▶ Goal: Spot every line with the word "alpha" and return it.

▶ Given information:
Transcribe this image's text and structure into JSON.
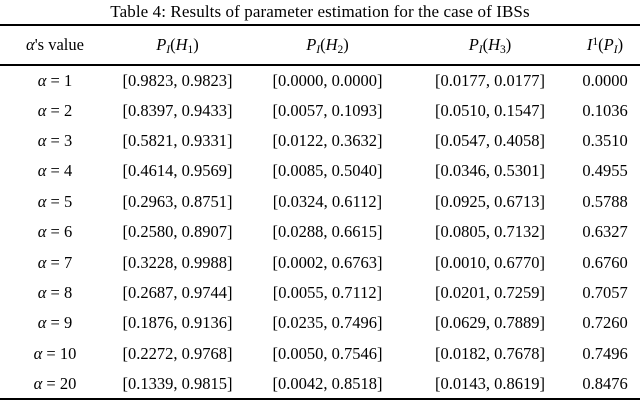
{
  "title": "Table 4: Results of parameter estimation for the case of IBSs",
  "symbols": {
    "alpha": "α",
    "equals": " = "
  },
  "table": {
    "header": {
      "col1": {
        "symbol": "α",
        "rest": "'s value"
      },
      "col2": {
        "base": "P",
        "base_sub": "I",
        "lp": "(",
        "arg": "H",
        "arg_sub": "1",
        "rp": ")"
      },
      "col3": {
        "base": "P",
        "base_sub": "I",
        "lp": "(",
        "arg": "H",
        "arg_sub": "2",
        "rp": ")"
      },
      "col4": {
        "base": "P",
        "base_sub": "I",
        "lp": "(",
        "arg": "H",
        "arg_sub": "3",
        "rp": ")"
      },
      "col5": {
        "base": "I",
        "sup": "1",
        "lp": "(",
        "arg": "P",
        "arg_sub": "I",
        "rp": ")"
      }
    },
    "rows": [
      {
        "alpha": "1",
        "h1": "[0.9823, 0.9823]",
        "h2": "[0.0000, 0.0000]",
        "h3": "[0.0177, 0.0177]",
        "i1": "0.0000"
      },
      {
        "alpha": "2",
        "h1": "[0.8397, 0.9433]",
        "h2": "[0.0057, 0.1093]",
        "h3": "[0.0510, 0.1547]",
        "i1": "0.1036"
      },
      {
        "alpha": "3",
        "h1": "[0.5821, 0.9331]",
        "h2": "[0.0122, 0.3632]",
        "h3": "[0.0547, 0.4058]",
        "i1": "0.3510"
      },
      {
        "alpha": "4",
        "h1": "[0.4614, 0.9569]",
        "h2": "[0.0085, 0.5040]",
        "h3": "[0.0346, 0.5301]",
        "i1": "0.4955"
      },
      {
        "alpha": "5",
        "h1": "[0.2963, 0.8751]",
        "h2": "[0.0324, 0.6112]",
        "h3": "[0.0925, 0.6713]",
        "i1": "0.5788"
      },
      {
        "alpha": "6",
        "h1": "[0.2580, 0.8907]",
        "h2": "[0.0288, 0.6615]",
        "h3": "[0.0805, 0.7132]",
        "i1": "0.6327"
      },
      {
        "alpha": "7",
        "h1": "[0.3228, 0.9988]",
        "h2": "[0.0002, 0.6763]",
        "h3": "[0.0010, 0.6770]",
        "i1": "0.6760"
      },
      {
        "alpha": "8",
        "h1": "[0.2687, 0.9744]",
        "h2": "[0.0055, 0.7112]",
        "h3": "[0.0201, 0.7259]",
        "i1": "0.7057"
      },
      {
        "alpha": "9",
        "h1": "[0.1876, 0.9136]",
        "h2": "[0.0235, 0.7496]",
        "h3": "[0.0629, 0.7889]",
        "i1": "0.7260"
      },
      {
        "alpha": "10",
        "h1": "[0.2272, 0.9768]",
        "h2": "[0.0050, 0.7546]",
        "h3": "[0.0182, 0.7678]",
        "i1": "0.7496"
      },
      {
        "alpha": "20",
        "h1": "[0.1339, 0.9815]",
        "h2": "[0.0042, 0.8518]",
        "h3": "[0.0143, 0.8619]",
        "i1": "0.8476"
      }
    ]
  },
  "colors": {
    "text": "#000000",
    "background": "#ffffff",
    "rule": "#000000"
  }
}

▶ Response for this exercise:
    "alpha": "α",
        "alpha": "1",
        "alpha": "2",
        "alpha": "3",
        "alpha": "4",
        "alpha": "5",
        "alpha": "6",
        "alpha": "7",
        "alpha": "8",
        "alpha": "9",
        "alpha": "10",
        "alpha": "20",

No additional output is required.